◆ WHAT IS EXPECTED:
Print the data exactly, leaving nothing out.
=======
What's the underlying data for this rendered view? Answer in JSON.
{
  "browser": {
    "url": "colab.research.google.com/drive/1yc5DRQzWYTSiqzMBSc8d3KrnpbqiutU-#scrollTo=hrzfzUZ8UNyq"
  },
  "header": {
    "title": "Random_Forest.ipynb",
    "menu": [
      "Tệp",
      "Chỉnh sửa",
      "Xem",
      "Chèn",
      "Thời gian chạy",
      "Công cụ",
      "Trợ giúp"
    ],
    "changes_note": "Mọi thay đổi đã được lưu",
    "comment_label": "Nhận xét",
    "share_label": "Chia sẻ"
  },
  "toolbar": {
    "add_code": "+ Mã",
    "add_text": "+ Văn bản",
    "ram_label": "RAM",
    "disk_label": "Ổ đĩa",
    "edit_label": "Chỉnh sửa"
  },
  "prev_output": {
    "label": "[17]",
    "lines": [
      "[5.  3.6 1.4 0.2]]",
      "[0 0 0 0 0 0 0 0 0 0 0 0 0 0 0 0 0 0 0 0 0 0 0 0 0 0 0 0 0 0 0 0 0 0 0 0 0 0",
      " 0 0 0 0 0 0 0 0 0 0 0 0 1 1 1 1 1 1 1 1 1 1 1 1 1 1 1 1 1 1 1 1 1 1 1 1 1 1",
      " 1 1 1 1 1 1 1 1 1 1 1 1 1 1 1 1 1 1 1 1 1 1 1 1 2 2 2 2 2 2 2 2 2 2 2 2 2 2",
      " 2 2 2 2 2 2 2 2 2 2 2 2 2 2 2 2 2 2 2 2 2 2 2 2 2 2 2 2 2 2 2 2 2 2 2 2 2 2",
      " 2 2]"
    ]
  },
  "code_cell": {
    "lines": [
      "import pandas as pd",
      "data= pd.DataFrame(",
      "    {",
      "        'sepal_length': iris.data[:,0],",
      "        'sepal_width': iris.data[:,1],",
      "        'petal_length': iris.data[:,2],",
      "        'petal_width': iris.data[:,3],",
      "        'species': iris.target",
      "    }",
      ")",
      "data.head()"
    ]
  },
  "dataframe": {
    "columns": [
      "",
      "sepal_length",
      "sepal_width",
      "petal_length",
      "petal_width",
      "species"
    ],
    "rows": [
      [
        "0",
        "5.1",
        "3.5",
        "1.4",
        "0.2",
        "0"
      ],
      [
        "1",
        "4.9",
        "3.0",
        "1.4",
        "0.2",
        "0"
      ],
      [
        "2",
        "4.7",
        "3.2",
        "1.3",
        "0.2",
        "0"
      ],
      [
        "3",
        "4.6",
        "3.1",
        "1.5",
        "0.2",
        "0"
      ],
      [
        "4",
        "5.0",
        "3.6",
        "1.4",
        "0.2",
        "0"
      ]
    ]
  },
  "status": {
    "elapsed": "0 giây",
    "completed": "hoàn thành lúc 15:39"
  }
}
=======
◆ TASK SOLUTION:
What's the underlying data for this rendered view? Answer in JSON.
{
  "browser": {
    "url": "colab.research.google.com/drive/1yc5DRQzWYTSiqzMBSc8d3KrnpbqiutU-#scrollTo=hrzfzUZ8UNyq"
  },
  "header": {
    "title": "Random_Forest.ipynb",
    "menu": [
      "Tệp",
      "Chỉnh sửa",
      "Xem",
      "Chèn",
      "Thời gian chạy",
      "Công cụ",
      "Trợ giúp"
    ],
    "changes_note": "Mọi thay đổi đã được lưu",
    "comment_label": "Nhận xét",
    "share_label": "Chia sẻ"
  },
  "toolbar": {
    "add_code": "+ Mã",
    "add_text": "+ Văn bản",
    "ram_label": "RAM",
    "disk_label": "Ổ đĩa",
    "edit_label": "Chỉnh sửa"
  },
  "prev_output": {
    "label": "[17]",
    "lines": [
      "[5.  3.6 1.4 0.2]]",
      "[0 0 0 0 0 0 0 0 0 0 0 0 0 0 0 0 0 0 0 0 0 0 0 0 0 0 0 0 0 0 0 0 0 0 0 0 0 0",
      " 0 0 0 0 0 0 0 0 0 0 0 0 1 1 1 1 1 1 1 1 1 1 1 1 1 1 1 1 1 1 1 1 1 1 1 1 1 1",
      " 1 1 1 1 1 1 1 1 1 1 1 1 1 1 1 1 1 1 1 1 1 1 1 1 2 2 2 2 2 2 2 2 2 2 2 2 2 2",
      " 2 2 2 2 2 2 2 2 2 2 2 2 2 2 2 2 2 2 2 2 2 2 2 2 2 2 2 2 2 2 2 2 2 2 2 2 2 2",
      " 2 2]"
    ]
  },
  "code_cell": {
    "lines": [
      "import pandas as pd",
      "data= pd.DataFrame(",
      "    {",
      "        'sepal_length': iris.data[:,0],",
      "        'sepal_width': iris.data[:,1],",
      "        'petal_length': iris.data[:,2],",
      "        'petal_width': iris.data[:,3],",
      "        'species': iris.target",
      "    }",
      ")",
      "data.head()"
    ]
  },
  "dataframe": {
    "columns": [
      "",
      "sepal_length",
      "sepal_width",
      "petal_length",
      "petal_width",
      "species"
    ],
    "rows": [
      [
        "0",
        "5.1",
        "3.5",
        "1.4",
        "0.2",
        "0"
      ],
      [
        "1",
        "4.9",
        "3.0",
        "1.4",
        "0.2",
        "0"
      ],
      [
        "2",
        "4.7",
        "3.2",
        "1.3",
        "0.2",
        "0"
      ],
      [
        "3",
        "4.6",
        "3.1",
        "1.5",
        "0.2",
        "0"
      ],
      [
        "4",
        "5.0",
        "3.6",
        "1.4",
        "0.2",
        "0"
      ]
    ]
  },
  "status": {
    "elapsed": "0 giây",
    "completed": "hoàn thành lúc 15:39"
  }
}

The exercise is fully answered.